MATERIAL FOR THE TASK =>
------------------------------------------------------------

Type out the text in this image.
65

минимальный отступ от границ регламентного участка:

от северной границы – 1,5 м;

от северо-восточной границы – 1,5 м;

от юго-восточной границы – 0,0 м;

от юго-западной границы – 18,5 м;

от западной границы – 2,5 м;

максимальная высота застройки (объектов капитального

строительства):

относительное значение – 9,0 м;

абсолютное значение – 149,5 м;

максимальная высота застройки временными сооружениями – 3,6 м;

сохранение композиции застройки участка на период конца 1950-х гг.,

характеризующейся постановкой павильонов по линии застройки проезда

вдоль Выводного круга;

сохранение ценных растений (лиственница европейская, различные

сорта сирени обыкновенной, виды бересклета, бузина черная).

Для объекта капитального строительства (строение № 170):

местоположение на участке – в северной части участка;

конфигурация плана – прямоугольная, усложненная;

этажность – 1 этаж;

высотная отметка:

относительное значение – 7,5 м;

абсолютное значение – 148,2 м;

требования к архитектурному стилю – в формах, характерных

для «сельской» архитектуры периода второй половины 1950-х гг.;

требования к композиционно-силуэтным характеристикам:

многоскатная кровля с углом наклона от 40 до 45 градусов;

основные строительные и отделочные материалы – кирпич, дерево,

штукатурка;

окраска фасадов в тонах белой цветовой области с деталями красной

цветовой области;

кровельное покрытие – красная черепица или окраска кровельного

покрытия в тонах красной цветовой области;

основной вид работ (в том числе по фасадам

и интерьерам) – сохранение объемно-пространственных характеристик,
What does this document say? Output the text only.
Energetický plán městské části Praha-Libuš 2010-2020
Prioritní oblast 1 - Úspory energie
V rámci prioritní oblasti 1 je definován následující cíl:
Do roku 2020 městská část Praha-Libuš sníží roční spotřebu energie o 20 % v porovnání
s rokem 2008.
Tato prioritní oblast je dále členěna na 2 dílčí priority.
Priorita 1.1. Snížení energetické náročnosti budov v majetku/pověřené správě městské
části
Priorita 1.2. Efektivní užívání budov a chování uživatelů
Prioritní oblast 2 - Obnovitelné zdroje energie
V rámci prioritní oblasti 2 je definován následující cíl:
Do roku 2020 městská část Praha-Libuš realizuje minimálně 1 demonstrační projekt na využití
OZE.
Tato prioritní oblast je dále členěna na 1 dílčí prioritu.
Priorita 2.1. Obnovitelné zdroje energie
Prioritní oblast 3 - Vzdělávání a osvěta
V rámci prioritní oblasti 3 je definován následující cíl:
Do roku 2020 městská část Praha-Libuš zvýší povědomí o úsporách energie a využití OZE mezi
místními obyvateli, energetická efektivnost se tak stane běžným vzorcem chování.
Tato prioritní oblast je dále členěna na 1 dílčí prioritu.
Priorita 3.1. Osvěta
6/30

------------------------------------------------------------

OBJECTIVE => Using the listing above, reproduce each line without omission.

OUTPUT OF THE TASK =>
Type out the text in this image.
65

минимальный отступ от границ регламентного участка:

от северной границы – 1,5 м;

от северо-восточной границы – 1,5 м;

от юго-восточной границы – 0,0 м;

от юго-западной границы – 18,5 м;

от западной границы – 2,5 м;

максимальная высота застройки (объектов капитального

строительства):

относительное значение – 9,0 м;

абсолютное значение – 149,5 м;

максимальная высота застройки временными сооружениями – 3,6 м;

сохранение композиции застройки участка на период конца 1950-х гг.,

характеризующейся постановкой павильонов по линии застройки проезда

вдоль Выводного круга;

сохранение ценных растений (лиственница европейская, различные

сорта сирени обыкновенной, виды бересклета, бузина черная).

Для объекта капитального строительства (строение № 170):

местоположение на участке – в северной части участка;

конфигурация плана – прямоугольная, усложненная;

этажность – 1 этаж;

высотная отметка:

относительное значение – 7,5 м;

абсолютное значение – 148,2 м;

требования к архитектурному стилю – в формах, характерных

для «сельской» архитектуры периода второй половины 1950-х гг.;

требования к композиционно-силуэтным характеристикам:

многоскатная кровля с углом наклона от 40 до 45 градусов;

основные строительные и отделочные материалы – кирпич, дерево,

штукатурка;

окраска фасадов в тонах белой цветовой области с деталями красной

цветовой области;

кровельное покрытие – красная черепица или окраска кровельного

покрытия в тонах красной цветовой области;

основной вид работ (в том числе по фасадам

и интерьерам) – сохранение объемно-пространственных характеристик,
What does this document say? Output the text only.
Energetický plán městské části Praha-Libuš 2010-2020
Prioritní oblast 1 - Úspory energie
V rámci prioritní oblasti 1 je definován následující cíl:
Do roku 2020 městská část Praha-Libuš sníží roční spotřebu energie o 20 % v porovnání
s rokem 2008.
Tato prioritní oblast je dále členěna na 2 dílčí priority.
Priorita 1.1. Snížení energetické náročnosti budov v majetku/pověřené správě městské
části
Priorita 1.2. Efektivní užívání budov a chování uživatelů
Prioritní oblast 2 - Obnovitelné zdroje energie
V rámci prioritní oblasti 2 je definován následující cíl:
Do roku 2020 městská část Praha-Libuš realizuje minimálně 1 demonstrační projekt na využití
OZE.
Tato prioritní oblast je dále členěna na 1 dílčí prioritu.
Priorita 2.1. Obnovitelné zdroje energie
Prioritní oblast 3 - Vzdělávání a osvěta
V rámci prioritní oblasti 3 je definován následující cíl:
Do roku 2020 městská část Praha-Libuš zvýší povědomí o úsporách energie a využití OZE mezi
místními obyvateli, energetická efektivnost se tak stane běžným vzorcem chování.
Tato prioritní oblast je dále členěna na 1 dílčí prioritu.
Priorita 3.1. Osvěta
6/30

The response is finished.